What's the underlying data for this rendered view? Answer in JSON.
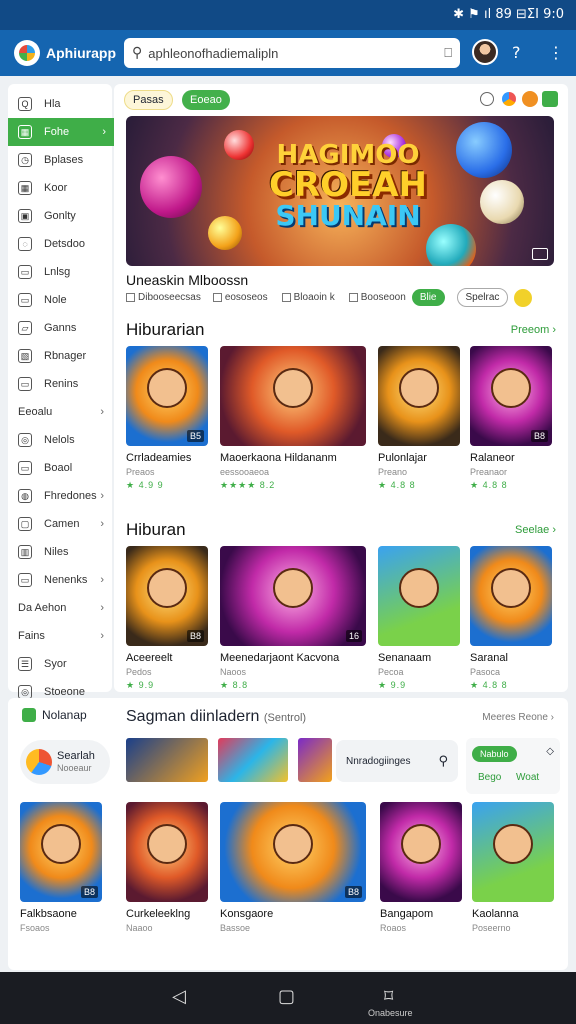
{
  "status": {
    "right": "✱ ⚑ ıl 89 ⊟ΣΙ 9:0"
  },
  "appbar": {
    "title": "Aphiurapp",
    "search_value": "aphleonofhadiemalipln"
  },
  "sidebar": {
    "items": [
      {
        "icon": "Q",
        "label": "Hla",
        "chev": ""
      },
      {
        "icon": "▦",
        "label": "Fohe",
        "chev": "›",
        "active": true
      },
      {
        "icon": "◷",
        "label": "Bplases",
        "chev": ""
      },
      {
        "icon": "▦",
        "label": "Koor",
        "chev": ""
      },
      {
        "icon": "▣",
        "label": "Gonlty",
        "chev": ""
      },
      {
        "icon": "◌",
        "label": "Detsdoo",
        "chev": ""
      },
      {
        "icon": "▭",
        "label": "Lnlsg",
        "chev": ""
      },
      {
        "icon": "▭",
        "label": "Nole",
        "chev": ""
      },
      {
        "icon": "▱",
        "label": "Ganns",
        "chev": ""
      },
      {
        "icon": "▧",
        "label": "Rbnager",
        "chev": ""
      },
      {
        "icon": "▭",
        "label": "Renins",
        "chev": ""
      },
      {
        "icon": "",
        "label": "Eeoalu",
        "chev": "›"
      },
      {
        "icon": "◎",
        "label": "Nelols",
        "chev": ""
      },
      {
        "icon": "▭",
        "label": "Boaol",
        "chev": ""
      },
      {
        "icon": "◍",
        "label": "Fhredones",
        "chev": "›"
      },
      {
        "icon": "▢",
        "label": "Camen",
        "chev": "›"
      },
      {
        "icon": "▥",
        "label": "Niles",
        "chev": ""
      },
      {
        "icon": "▭",
        "label": "Nenenks",
        "chev": "›"
      },
      {
        "icon": "",
        "label": "Da Aehon",
        "chev": "›"
      },
      {
        "icon": "",
        "label": "Fains",
        "chev": "›"
      },
      {
        "icon": "☰",
        "label": "Syor",
        "chev": ""
      },
      {
        "icon": "◎",
        "label": "Stoeone",
        "chev": ""
      }
    ]
  },
  "chips": {
    "a": "Pasas",
    "b": "Eoeao"
  },
  "hero": {
    "line1": "HAGIMOO",
    "line2": "CROEAH",
    "line3": "SHUNAIN"
  },
  "featured": {
    "name": "Uneaskin Mlboossn",
    "opt1": "Dibooseecsas",
    "opt2": "eososeos",
    "opt3": "Bloaoin k",
    "opt4": "Booseoon",
    "btn": "Blie",
    "btn2": "Spelrac"
  },
  "section1": {
    "title": "Hiburarian",
    "link": "Preeom ›",
    "cards": [
      {
        "name": "Crrladeamies",
        "meta": "Preaos",
        "rating": "★ 4.9 9",
        "tag": "B5"
      },
      {
        "name": "Maoerkaona  Hildananm",
        "meta": "eessooaeoa",
        "rating": "★★★★ 8.2",
        "tag": ""
      },
      {
        "name": "Pulonlajar",
        "meta": "Preano",
        "rating": "★ 4.8 8",
        "tag": ""
      },
      {
        "name": "Ralaneor",
        "meta": "Preanaor",
        "rating": "★ 4.8 8",
        "tag": "B8"
      }
    ]
  },
  "section2": {
    "title": "Hiburan",
    "link": "Seelae ›",
    "cards": [
      {
        "name": "Aceereelt",
        "meta": "Pedos",
        "rating": "★ 9.9",
        "tag": "B8"
      },
      {
        "name": "Meenedarjaont  Kacvona",
        "meta": "Naoos",
        "rating": "★ 8.8",
        "tag": "16"
      },
      {
        "name": "Senanaam",
        "meta": "Pecoa",
        "rating": "★ 9.9",
        "tag": ""
      },
      {
        "name": "Saranal",
        "meta": "Pasoca",
        "rating": "★ 4.8 8",
        "tag": ""
      }
    ]
  },
  "section3": {
    "brand": "Nolanap",
    "title": "Sagman diinladern",
    "title_sub": "(Sentrol)",
    "link": "Meeres Reone ›",
    "promo": "Searlah",
    "promo_sub": "Nooeaur",
    "search_text": "Nnradogiinges",
    "side_btn": "Nabulo",
    "side_l1": "Bego",
    "side_l2": "Woat",
    "cards": [
      {
        "name": "Falkbsaone",
        "meta": "Fsoaos",
        "tag": "B8"
      },
      {
        "name": "Curkeleeklng",
        "meta": "Naaoo",
        "tag": ""
      },
      {
        "name": "Konsgaore",
        "meta": "Bassoe",
        "tag": "B8"
      },
      {
        "name": "Bangapom",
        "meta": "Roaos",
        "tag": ""
      },
      {
        "name": "Kaolanna",
        "meta": "Poseerno",
        "tag": ""
      }
    ]
  },
  "navbar": {
    "label": "Onabesure"
  },
  "colors": {
    "primary": "#1565b0",
    "accent": "#3fae48"
  }
}
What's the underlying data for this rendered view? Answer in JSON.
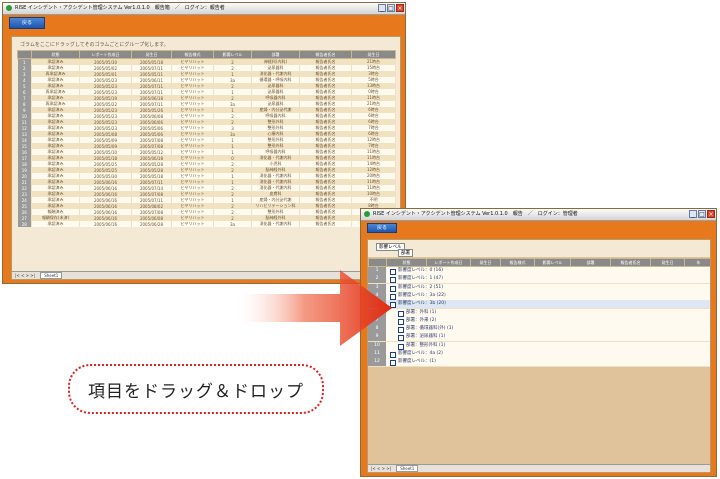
{
  "left_window": {
    "title": "RISE インシデント・アクシデント管理システム Ver1.0.1.0　報告箱　／　ログイン：報告者",
    "back_button": "戻る",
    "hint": "ゴラムをここにドラッグしてそのゴラムごとにグループ化します。",
    "columns": [
      "状態",
      "レポート作成日",
      "発生日",
      "報告様式",
      "影響レベル",
      "部署",
      "報告者氏名",
      "発生日",
      "年"
    ],
    "rows": [
      [
        "承認済み",
        "2005/05/30",
        "2005/05/18",
        "ヒヤリハット",
        "2",
        "神経科(内科)",
        "報告者氏名",
        "21時台",
        "2005"
      ],
      [
        "承認済み",
        "2005/05/02",
        "2005/07/11",
        "ヒヤリハット",
        "2",
        "泌尿器科",
        "報告者氏名",
        "15時台",
        "2005"
      ],
      [
        "再承認済み",
        "2005/05/01",
        "2005/05/11",
        "ヒヤリハット",
        "1",
        "消化器・代謝内科",
        "報告者氏名",
        "3時台",
        "2005"
      ],
      [
        "承認済み",
        "2005/05/23",
        "2005/06/11",
        "ヒヤリハット",
        "3a",
        "循環器・呼吸内科",
        "報告者氏名",
        "5時台",
        "2005"
      ],
      [
        "承認済み",
        "2005/05/23",
        "2005/07/11",
        "ヒヤリハット",
        "2",
        "泌尿器科",
        "報告者氏名",
        "13時台",
        "2005"
      ],
      [
        "再承認済み",
        "2005/05/23",
        "2005/07/11",
        "ヒヤリハット",
        "1",
        "泌尿器科",
        "報告者氏名",
        "0時台",
        "2005"
      ],
      [
        "承認済み",
        "2005/05/19",
        "2005/06/18",
        "ヒヤリハット",
        "2",
        "呼吸器内科",
        "報告者氏名",
        "11時台",
        "2005"
      ],
      [
        "再承認済み",
        "2005/05/22",
        "2005/07/11",
        "ヒヤリハット",
        "3a",
        "泌尿器科",
        "報告者氏名",
        "21時台",
        "2005"
      ],
      [
        "承認済み",
        "2005/05/23",
        "2005/05/26",
        "ヒヤリハット",
        "1",
        "産婦・内分泌代謝",
        "報告者氏名",
        "6時台",
        "2005"
      ],
      [
        "承認済み",
        "2005/05/23",
        "2005/06/08",
        "ヒヤリハット",
        "2",
        "呼吸器内科",
        "報告者氏名",
        "6時台",
        "2005"
      ],
      [
        "承認済み",
        "2005/05/23",
        "2005/06/06",
        "ヒヤリハット",
        "2",
        "整形外科",
        "報告者氏名",
        "6時台",
        "2005"
      ],
      [
        "承認済み",
        "2005/05/23",
        "2005/05/06",
        "ヒヤリハット",
        "3",
        "整形外科",
        "報告者氏名",
        "7時台",
        "2005"
      ],
      [
        "承認済み",
        "2005/05/08",
        "2005/05/06",
        "ヒヤリハット",
        "3a",
        "心療内科",
        "報告者氏名",
        "6時台",
        "2005"
      ],
      [
        "承認済み",
        "2005/05/09",
        "2005/07/08",
        "ヒヤリハット",
        "1",
        "整形外科",
        "報告者氏名",
        "12時台",
        "2005"
      ],
      [
        "承認済み",
        "2005/05/09",
        "2005/07/08",
        "ヒヤリハット",
        "1",
        "整形外科",
        "報告者氏名",
        "7時台",
        "2005"
      ],
      [
        "承認済み",
        "2005/05/10",
        "2005/05/12",
        "ヒヤリハット",
        "1",
        "呼吸器内科",
        "報告者氏名",
        "11時台",
        "2005"
      ],
      [
        "承認済み",
        "2005/05/18",
        "2005/06/18",
        "ヒヤリハット",
        "0",
        "消化器・代謝内科",
        "報告者氏名",
        "11時台",
        "2005"
      ],
      [
        "承認済み",
        "2005/05/25",
        "2005/05/28",
        "ヒヤリハット",
        "2",
        "小児科",
        "報告者氏名",
        "14時台",
        "2005"
      ],
      [
        "承認済み",
        "2005/05/25",
        "2005/05/28",
        "ヒヤリハット",
        "2",
        "脳神経外科",
        "報告者氏名",
        "12時台",
        "2005"
      ],
      [
        "承認済み",
        "2005/05/30",
        "2005/05/18",
        "ヒヤリハット",
        "1",
        "消化器・代謝内科",
        "報告者氏名",
        "20時台",
        "2005"
      ],
      [
        "承認済み",
        "2005/06/16",
        "2005/07/11",
        "ヒヤリハット",
        "1",
        "消化器・代謝内科",
        "報告者氏名",
        "11時台",
        "2005"
      ],
      [
        "承認済み",
        "2005/06/16",
        "2005/07/14",
        "ヒヤリハット",
        "2",
        "消化器・代謝内科",
        "報告者氏名",
        "11時台",
        "2005"
      ],
      [
        "承認済み",
        "2005/06/16",
        "2005/07/08",
        "ヒヤリハット",
        "2",
        "皮膚科",
        "報告者氏名",
        "10時台",
        "2005"
      ],
      [
        "承認済み",
        "2005/06/16",
        "2005/07/11",
        "ヒヤリハット",
        "1",
        "産婦・内分泌代謝",
        "報告者氏名",
        "不明",
        "2005"
      ],
      [
        "承認済み",
        "2005/06/16",
        "2005/08/02",
        "ヒヤリハット",
        "2",
        "リハビリテーション科",
        "報告者氏名",
        "8時台",
        "2005"
      ],
      [
        "報酬済み",
        "2005/06/16",
        "2005/07/08",
        "ヒヤリハット",
        "2",
        "整形外科",
        "報告者氏名",
        "2時台",
        "2005"
      ],
      [
        "報酬保存(未済)",
        "2005/06/16",
        "2005/06/08",
        "ヒヤリハット",
        "2",
        "脳神経外科",
        "報告者氏名",
        "8時台",
        "2005"
      ],
      [
        "承認済み",
        "2005/06/16",
        "2005/06/28",
        "ヒヤリハット",
        "3a",
        "消化器・代謝内科",
        "報告者氏名",
        "6時台",
        "2005"
      ]
    ],
    "sheet_tab": "Sheet1"
  },
  "right_window": {
    "title": "RISE インシデント・アクシデント管理システム Ver1.0.1.0　報告　／　ログイン：管理者",
    "back_button": "戻る",
    "group_chip_1": "影響レベル",
    "group_chip_2": "部署",
    "columns": [
      "状態",
      "レポート作成日",
      "発生日",
      "報告様式",
      "影響レベル",
      "部署",
      "報告者氏名",
      "発生日",
      "年"
    ],
    "groups": [
      {
        "rn": "1",
        "text": "影響度レベル：0 (16)",
        "indent": 1
      },
      {
        "rn": "2",
        "text": "影響度レベル：1 (47)",
        "indent": 1
      },
      {
        "rn": "3",
        "text": "影響度レベル：2 (51)",
        "indent": 1
      },
      {
        "rn": "4",
        "text": "影響度レベル：3a (22)",
        "indent": 1
      },
      {
        "rn": "5",
        "text": "影響度レベル：3b (20)",
        "indent": 1
      },
      {
        "rn": "6",
        "text": "部署：外科 (1)",
        "indent": 2
      },
      {
        "rn": "7",
        "text": "部署：外来 (2)",
        "indent": 2
      },
      {
        "rn": "8",
        "text": "部署：循環器科(外) (1)",
        "indent": 2
      },
      {
        "rn": "9",
        "text": "部署：泌尿器科 (1)",
        "indent": 2
      },
      {
        "rn": "10",
        "text": "部署：整形外科 (1)",
        "indent": 2
      },
      {
        "rn": "11",
        "text": "影響度レベル：4a (2)",
        "indent": 1
      },
      {
        "rn": "12",
        "text": "影響度レベル：(1)",
        "indent": 1
      }
    ],
    "sheet_tab": "Sheet1"
  },
  "callout": {
    "text": "項目をドラッグ＆ドロップ"
  },
  "colors": {
    "window": "#e8781c",
    "panel": "#f3e9d5",
    "arrow": "#e83a1a"
  }
}
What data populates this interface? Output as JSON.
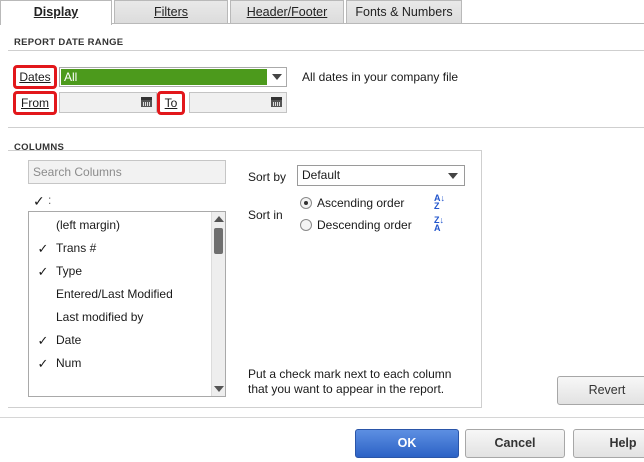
{
  "tabs": [
    {
      "label": "Display",
      "accesskey": "D"
    },
    {
      "label": "Filters",
      "accesskey": "F"
    },
    {
      "label": "Header/Footer",
      "accesskey": "H"
    },
    {
      "label": "Fonts & Numbers",
      "accesskey": "n"
    }
  ],
  "report_date_range": {
    "title": "REPORT DATE RANGE",
    "dates_label": "Dates",
    "dates_value": "All",
    "dates_description": "All dates in your company file",
    "from_label": "From",
    "from_value": "",
    "to_label": "To",
    "to_value": ""
  },
  "columns": {
    "title": "COLUMNS",
    "search_placeholder": "Search Columns",
    "header_check": "✓",
    "header_dots": ":",
    "items": [
      {
        "checked": "",
        "label": "(left margin)"
      },
      {
        "checked": "✓",
        "label": "Trans #"
      },
      {
        "checked": "✓",
        "label": "Type"
      },
      {
        "checked": "",
        "label": "Entered/Last Modified"
      },
      {
        "checked": "",
        "label": "Last modified by"
      },
      {
        "checked": "✓",
        "label": "Date"
      },
      {
        "checked": "✓",
        "label": "Num"
      }
    ],
    "sort_by_label": "Sort by",
    "sort_by_value": "Default",
    "sort_in_label": "Sort in",
    "ascending_label": "Ascending order",
    "descending_label": "Descending order",
    "sort_order_selected": "ascending",
    "hint": "Put a check mark next to each column that you want to appear in the report.",
    "hint_line1": "Put a check mark next to each column",
    "hint_line2": "that you want to appear in the report."
  },
  "buttons": {
    "revert": "Revert",
    "ok": "OK",
    "cancel": "Cancel",
    "help": "Help"
  },
  "colors": {
    "accent_green": "#4c9a1c",
    "highlight_red": "#e2171b",
    "ok_blue": "#2c62c5"
  }
}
- - -
Problem statement
Restate word for word the lines above that start at the line containing "What data populates" and run to the end of the listing; exclude the pictures.

Result for this exercise
What data populates this interface? Output as JSON.
{
  "tabs": [
    {
      "label": "Display",
      "accesskey": "D"
    },
    {
      "label": "Filters",
      "accesskey": "F"
    },
    {
      "label": "Header/Footer",
      "accesskey": "H"
    },
    {
      "label": "Fonts & Numbers",
      "accesskey": "n"
    }
  ],
  "report_date_range": {
    "title": "REPORT DATE RANGE",
    "dates_label": "Dates",
    "dates_value": "All",
    "dates_description": "All dates in your company file",
    "from_label": "From",
    "from_value": "",
    "to_label": "To",
    "to_value": ""
  },
  "columns": {
    "title": "COLUMNS",
    "search_placeholder": "Search Columns",
    "header_check": "✓",
    "header_dots": ":",
    "items": [
      {
        "checked": "",
        "label": "(left margin)"
      },
      {
        "checked": "✓",
        "label": "Trans #"
      },
      {
        "checked": "✓",
        "label": "Type"
      },
      {
        "checked": "",
        "label": "Entered/Last Modified"
      },
      {
        "checked": "",
        "label": "Last modified by"
      },
      {
        "checked": "✓",
        "label": "Date"
      },
      {
        "checked": "✓",
        "label": "Num"
      }
    ],
    "sort_by_label": "Sort by",
    "sort_by_value": "Default",
    "sort_in_label": "Sort in",
    "ascending_label": "Ascending order",
    "descending_label": "Descending order",
    "sort_order_selected": "ascending",
    "hint": "Put a check mark next to each column that you want to appear in the report.",
    "hint_line1": "Put a check mark next to each column",
    "hint_line2": "that you want to appear in the report."
  },
  "buttons": {
    "revert": "Revert",
    "ok": "OK",
    "cancel": "Cancel",
    "help": "Help"
  },
  "colors": {
    "accent_green": "#4c9a1c",
    "highlight_red": "#e2171b",
    "ok_blue": "#2c62c5"
  }
}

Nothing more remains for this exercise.